[What the task asks] Output the data below in full, character for character.

[Listed records]
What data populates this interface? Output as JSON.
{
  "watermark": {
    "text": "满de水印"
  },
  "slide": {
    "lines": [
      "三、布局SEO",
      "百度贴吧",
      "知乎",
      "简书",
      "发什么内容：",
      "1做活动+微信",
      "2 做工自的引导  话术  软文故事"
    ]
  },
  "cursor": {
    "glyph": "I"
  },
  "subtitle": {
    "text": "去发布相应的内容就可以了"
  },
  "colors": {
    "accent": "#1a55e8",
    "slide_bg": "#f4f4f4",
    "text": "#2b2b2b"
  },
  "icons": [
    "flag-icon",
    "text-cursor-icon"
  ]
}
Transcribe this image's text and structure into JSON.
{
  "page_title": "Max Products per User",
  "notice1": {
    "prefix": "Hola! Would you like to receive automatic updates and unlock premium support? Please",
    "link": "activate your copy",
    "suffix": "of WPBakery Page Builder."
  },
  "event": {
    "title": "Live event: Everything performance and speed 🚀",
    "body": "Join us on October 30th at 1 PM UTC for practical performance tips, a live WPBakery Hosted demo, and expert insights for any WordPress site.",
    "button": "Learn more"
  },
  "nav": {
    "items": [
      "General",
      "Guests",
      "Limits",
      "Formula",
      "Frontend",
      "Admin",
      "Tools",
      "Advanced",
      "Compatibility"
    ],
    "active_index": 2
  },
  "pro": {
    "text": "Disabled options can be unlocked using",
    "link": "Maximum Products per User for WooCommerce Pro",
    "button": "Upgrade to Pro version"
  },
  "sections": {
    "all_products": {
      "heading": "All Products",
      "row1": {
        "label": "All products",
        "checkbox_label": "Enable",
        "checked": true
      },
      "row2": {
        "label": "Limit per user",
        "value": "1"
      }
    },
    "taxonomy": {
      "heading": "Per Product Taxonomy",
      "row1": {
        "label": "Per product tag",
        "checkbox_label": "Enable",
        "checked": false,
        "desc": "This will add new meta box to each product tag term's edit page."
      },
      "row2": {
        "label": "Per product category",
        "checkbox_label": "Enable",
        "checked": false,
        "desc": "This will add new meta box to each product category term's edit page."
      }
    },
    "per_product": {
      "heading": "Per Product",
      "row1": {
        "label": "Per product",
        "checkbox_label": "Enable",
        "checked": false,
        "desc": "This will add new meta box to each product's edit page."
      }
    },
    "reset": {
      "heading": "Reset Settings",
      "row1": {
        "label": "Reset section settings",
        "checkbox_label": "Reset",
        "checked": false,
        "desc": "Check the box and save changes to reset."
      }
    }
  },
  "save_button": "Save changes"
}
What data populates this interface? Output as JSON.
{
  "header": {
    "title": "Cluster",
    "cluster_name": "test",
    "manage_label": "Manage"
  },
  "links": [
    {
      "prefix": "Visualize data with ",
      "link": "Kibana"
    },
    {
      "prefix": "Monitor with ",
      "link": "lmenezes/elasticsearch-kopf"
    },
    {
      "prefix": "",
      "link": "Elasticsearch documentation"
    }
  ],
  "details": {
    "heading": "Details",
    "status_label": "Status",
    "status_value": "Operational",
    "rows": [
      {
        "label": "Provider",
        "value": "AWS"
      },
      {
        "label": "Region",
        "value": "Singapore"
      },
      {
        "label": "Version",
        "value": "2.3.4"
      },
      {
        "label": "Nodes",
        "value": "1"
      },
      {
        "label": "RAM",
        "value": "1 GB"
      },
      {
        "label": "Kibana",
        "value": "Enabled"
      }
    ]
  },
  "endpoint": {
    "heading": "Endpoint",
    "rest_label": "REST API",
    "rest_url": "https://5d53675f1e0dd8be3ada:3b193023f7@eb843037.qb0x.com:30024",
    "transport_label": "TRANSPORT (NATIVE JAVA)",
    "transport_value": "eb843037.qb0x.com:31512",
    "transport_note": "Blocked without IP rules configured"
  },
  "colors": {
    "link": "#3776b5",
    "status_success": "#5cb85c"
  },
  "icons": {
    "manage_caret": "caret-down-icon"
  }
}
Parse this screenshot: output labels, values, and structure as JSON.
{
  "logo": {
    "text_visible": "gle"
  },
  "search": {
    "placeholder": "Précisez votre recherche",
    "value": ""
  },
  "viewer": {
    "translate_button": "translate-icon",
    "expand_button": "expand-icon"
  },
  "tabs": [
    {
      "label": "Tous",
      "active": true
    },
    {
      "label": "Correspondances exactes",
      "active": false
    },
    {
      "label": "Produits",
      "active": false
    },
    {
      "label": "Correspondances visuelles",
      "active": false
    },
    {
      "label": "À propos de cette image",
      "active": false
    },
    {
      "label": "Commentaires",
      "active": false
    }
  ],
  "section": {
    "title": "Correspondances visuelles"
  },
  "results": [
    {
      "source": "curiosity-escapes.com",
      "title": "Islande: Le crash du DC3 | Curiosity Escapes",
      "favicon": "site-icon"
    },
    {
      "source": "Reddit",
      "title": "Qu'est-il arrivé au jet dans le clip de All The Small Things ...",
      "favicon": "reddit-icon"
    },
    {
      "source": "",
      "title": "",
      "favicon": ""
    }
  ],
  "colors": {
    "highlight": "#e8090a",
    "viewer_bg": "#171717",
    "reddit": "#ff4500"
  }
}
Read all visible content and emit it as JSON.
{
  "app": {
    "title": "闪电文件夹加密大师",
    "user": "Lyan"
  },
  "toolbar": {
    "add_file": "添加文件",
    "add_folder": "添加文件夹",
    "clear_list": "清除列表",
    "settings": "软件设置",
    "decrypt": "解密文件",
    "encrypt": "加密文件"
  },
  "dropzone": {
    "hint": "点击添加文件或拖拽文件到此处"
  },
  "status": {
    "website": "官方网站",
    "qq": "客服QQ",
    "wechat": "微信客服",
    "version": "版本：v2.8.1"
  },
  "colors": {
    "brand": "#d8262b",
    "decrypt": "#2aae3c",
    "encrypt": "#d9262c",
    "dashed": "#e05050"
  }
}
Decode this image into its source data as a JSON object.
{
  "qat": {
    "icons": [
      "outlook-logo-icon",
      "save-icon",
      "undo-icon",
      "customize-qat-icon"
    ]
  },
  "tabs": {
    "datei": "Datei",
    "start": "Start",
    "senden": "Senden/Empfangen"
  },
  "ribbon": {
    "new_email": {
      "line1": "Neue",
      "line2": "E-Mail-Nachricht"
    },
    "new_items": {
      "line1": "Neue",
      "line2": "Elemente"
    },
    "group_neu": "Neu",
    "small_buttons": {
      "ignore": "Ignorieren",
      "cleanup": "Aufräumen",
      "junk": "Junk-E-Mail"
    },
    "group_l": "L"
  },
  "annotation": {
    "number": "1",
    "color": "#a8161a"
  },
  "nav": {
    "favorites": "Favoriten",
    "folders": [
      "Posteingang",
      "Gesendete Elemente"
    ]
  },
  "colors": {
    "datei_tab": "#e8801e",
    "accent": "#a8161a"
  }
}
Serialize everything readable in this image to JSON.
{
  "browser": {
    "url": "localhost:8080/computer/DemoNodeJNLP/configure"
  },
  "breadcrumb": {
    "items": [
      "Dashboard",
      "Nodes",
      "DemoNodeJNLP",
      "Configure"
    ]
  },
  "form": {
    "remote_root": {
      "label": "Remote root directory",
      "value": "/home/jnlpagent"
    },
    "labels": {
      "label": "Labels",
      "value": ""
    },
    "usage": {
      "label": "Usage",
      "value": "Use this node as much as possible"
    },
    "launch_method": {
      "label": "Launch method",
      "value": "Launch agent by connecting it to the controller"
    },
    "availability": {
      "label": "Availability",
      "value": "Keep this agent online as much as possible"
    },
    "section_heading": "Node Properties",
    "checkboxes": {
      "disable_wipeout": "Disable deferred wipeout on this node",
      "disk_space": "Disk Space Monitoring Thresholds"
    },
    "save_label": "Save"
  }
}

[Correct response]
What data populates this interface? Output as JSON.
{
  "watermark": {
    "text": "满de水印"
  },
  "slide": {
    "lines": [
      "三、布局SEO",
      "百度贴吧",
      "知乎",
      "简书",
      "发什么内容：",
      "1做活动+微信",
      "2 做工自的引导  话术  软文故事"
    ]
  },
  "cursor": {
    "glyph": "I"
  },
  "subtitle": {
    "text": "去发布相应的内容就可以了"
  },
  "colors": {
    "accent": "#1a55e8",
    "slide_bg": "#f4f4f4",
    "text": "#2b2b2b"
  },
  "icons": [
    "flag-icon",
    "text-cursor-icon"
  ]
}
Transcribe this image's text and structure into JSON.
{
  "page_title": "Max Products per User",
  "notice1": {
    "prefix": "Hola! Would you like to receive automatic updates and unlock premium support? Please",
    "link": "activate your copy",
    "suffix": "of WPBakery Page Builder."
  },
  "event": {
    "title": "Live event: Everything performance and speed 🚀",
    "body": "Join us on October 30th at 1 PM UTC for practical performance tips, a live WPBakery Hosted demo, and expert insights for any WordPress site.",
    "button": "Learn more"
  },
  "nav": {
    "items": [
      "General",
      "Guests",
      "Limits",
      "Formula",
      "Frontend",
      "Admin",
      "Tools",
      "Advanced",
      "Compatibility"
    ],
    "active_index": 2
  },
  "pro": {
    "text": "Disabled options can be unlocked using",
    "link": "Maximum Products per User for WooCommerce Pro",
    "button": "Upgrade to Pro version"
  },
  "sections": {
    "all_products": {
      "heading": "All Products",
      "row1": {
        "label": "All products",
        "checkbox_label": "Enable",
        "checked": true
      },
      "row2": {
        "label": "Limit per user",
        "value": "1"
      }
    },
    "taxonomy": {
      "heading": "Per Product Taxonomy",
      "row1": {
        "label": "Per product tag",
        "checkbox_label": "Enable",
        "checked": false,
        "desc": "This will add new meta box to each product tag term's edit page."
      },
      "row2": {
        "label": "Per product category",
        "checkbox_label": "Enable",
        "checked": false,
        "desc": "This will add new meta box to each product category term's edit page."
      }
    },
    "per_product": {
      "heading": "Per Product",
      "row1": {
        "label": "Per product",
        "checkbox_label": "Enable",
        "checked": false,
        "desc": "This will add new meta box to each product's edit page."
      }
    },
    "reset": {
      "heading": "Reset Settings",
      "row1": {
        "label": "Reset section settings",
        "checkbox_label": "Reset",
        "checked": false,
        "desc": "Check the box and save changes to reset."
      }
    }
  },
  "save_button": "Save changes"
}
What data populates this interface? Output as JSON.
{
  "header": {
    "title": "Cluster",
    "cluster_name": "test",
    "manage_label": "Manage"
  },
  "links": [
    {
      "prefix": "Visualize data with ",
      "link": "Kibana"
    },
    {
      "prefix": "Monitor with ",
      "link": "lmenezes/elasticsearch-kopf"
    },
    {
      "prefix": "",
      "link": "Elasticsearch documentation"
    }
  ],
  "details": {
    "heading": "Details",
    "status_label": "Status",
    "status_value": "Operational",
    "rows": [
      {
        "label": "Provider",
        "value": "AWS"
      },
      {
        "label": "Region",
        "value": "Singapore"
      },
      {
        "label": "Version",
        "value": "2.3.4"
      },
      {
        "label": "Nodes",
        "value": "1"
      },
      {
        "label": "RAM",
        "value": "1 GB"
      },
      {
        "label": "Kibana",
        "value": "Enabled"
      }
    ]
  },
  "endpoint": {
    "heading": "Endpoint",
    "rest_label": "REST API",
    "rest_url": "https://5d53675f1e0dd8be3ada:3b193023f7@eb843037.qb0x.com:30024",
    "transport_label": "TRANSPORT (NATIVE JAVA)",
    "transport_value": "eb843037.qb0x.com:31512",
    "transport_note": "Blocked without IP rules configured"
  },
  "colors": {
    "link": "#3776b5",
    "status_success": "#5cb85c"
  },
  "icons": {
    "manage_caret": "caret-down-icon"
  }
}
Parse this screenshot: output labels, values, and structure as JSON.
{
  "logo": {
    "text_visible": "gle"
  },
  "search": {
    "placeholder": "Précisez votre recherche",
    "value": ""
  },
  "viewer": {
    "translate_button": "translate-icon",
    "expand_button": "expand-icon"
  },
  "tabs": [
    {
      "label": "Tous",
      "active": true
    },
    {
      "label": "Correspondances exactes",
      "active": false
    },
    {
      "label": "Produits",
      "active": false
    },
    {
      "label": "Correspondances visuelles",
      "active": false
    },
    {
      "label": "À propos de cette image",
      "active": false
    },
    {
      "label": "Commentaires",
      "active": false
    }
  ],
  "section": {
    "title": "Correspondances visuelles"
  },
  "results": [
    {
      "source": "curiosity-escapes.com",
      "title": "Islande: Le crash du DC3 | Curiosity Escapes",
      "favicon": "site-icon"
    },
    {
      "source": "Reddit",
      "title": "Qu'est-il arrivé au jet dans le clip de All The Small Things ...",
      "favicon": "reddit-icon"
    },
    {
      "source": "",
      "title": "",
      "favicon": ""
    }
  ],
  "colors": {
    "highlight": "#e8090a",
    "viewer_bg": "#171717",
    "reddit": "#ff4500"
  }
}
Read all visible content and emit it as JSON.
{
  "app": {
    "title": "闪电文件夹加密大师",
    "user": "Lyan"
  },
  "toolbar": {
    "add_file": "添加文件",
    "add_folder": "添加文件夹",
    "clear_list": "清除列表",
    "settings": "软件设置",
    "decrypt": "解密文件",
    "encrypt": "加密文件"
  },
  "dropzone": {
    "hint": "点击添加文件或拖拽文件到此处"
  },
  "status": {
    "website": "官方网站",
    "qq": "客服QQ",
    "wechat": "微信客服",
    "version": "版本：v2.8.1"
  },
  "colors": {
    "brand": "#d8262b",
    "decrypt": "#2aae3c",
    "encrypt": "#d9262c",
    "dashed": "#e05050"
  }
}
Decode this image into its source data as a JSON object.
{
  "qat": {
    "icons": [
      "outlook-logo-icon",
      "save-icon",
      "undo-icon",
      "customize-qat-icon"
    ]
  },
  "tabs": {
    "datei": "Datei",
    "start": "Start",
    "senden": "Senden/Empfangen"
  },
  "ribbon": {
    "new_email": {
      "line1": "Neue",
      "line2": "E-Mail-Nachricht"
    },
    "new_items": {
      "line1": "Neue",
      "line2": "Elemente"
    },
    "group_neu": "Neu",
    "small_buttons": {
      "ignore": "Ignorieren",
      "cleanup": "Aufräumen",
      "junk": "Junk-E-Mail"
    },
    "group_l": "L"
  },
  "annotation": {
    "number": "1",
    "color": "#a8161a"
  },
  "nav": {
    "favorites": "Favoriten",
    "folders": [
      "Posteingang",
      "Gesendete Elemente"
    ]
  },
  "colors": {
    "datei_tab": "#e8801e",
    "accent": "#a8161a"
  }
}
Serialize everything readable in this image to JSON.
{
  "browser": {
    "url": "localhost:8080/computer/DemoNodeJNLP/configure"
  },
  "breadcrumb": {
    "items": [
      "Dashboard",
      "Nodes",
      "DemoNodeJNLP",
      "Configure"
    ]
  },
  "form": {
    "remote_root": {
      "label": "Remote root directory",
      "value": "/home/jnlpagent"
    },
    "labels": {
      "label": "Labels",
      "value": ""
    },
    "usage": {
      "label": "Usage",
      "value": "Use this node as much as possible"
    },
    "launch_method": {
      "label": "Launch method",
      "value": "Launch agent by connecting it to the controller"
    },
    "availability": {
      "label": "Availability",
      "value": "Keep this agent online as much as possible"
    },
    "section_heading": "Node Properties",
    "checkboxes": {
      "disable_wipeout": "Disable deferred wipeout on this node",
      "disk_space": "Disk Space Monitoring Thresholds"
    },
    "save_label": "Save"
  }
}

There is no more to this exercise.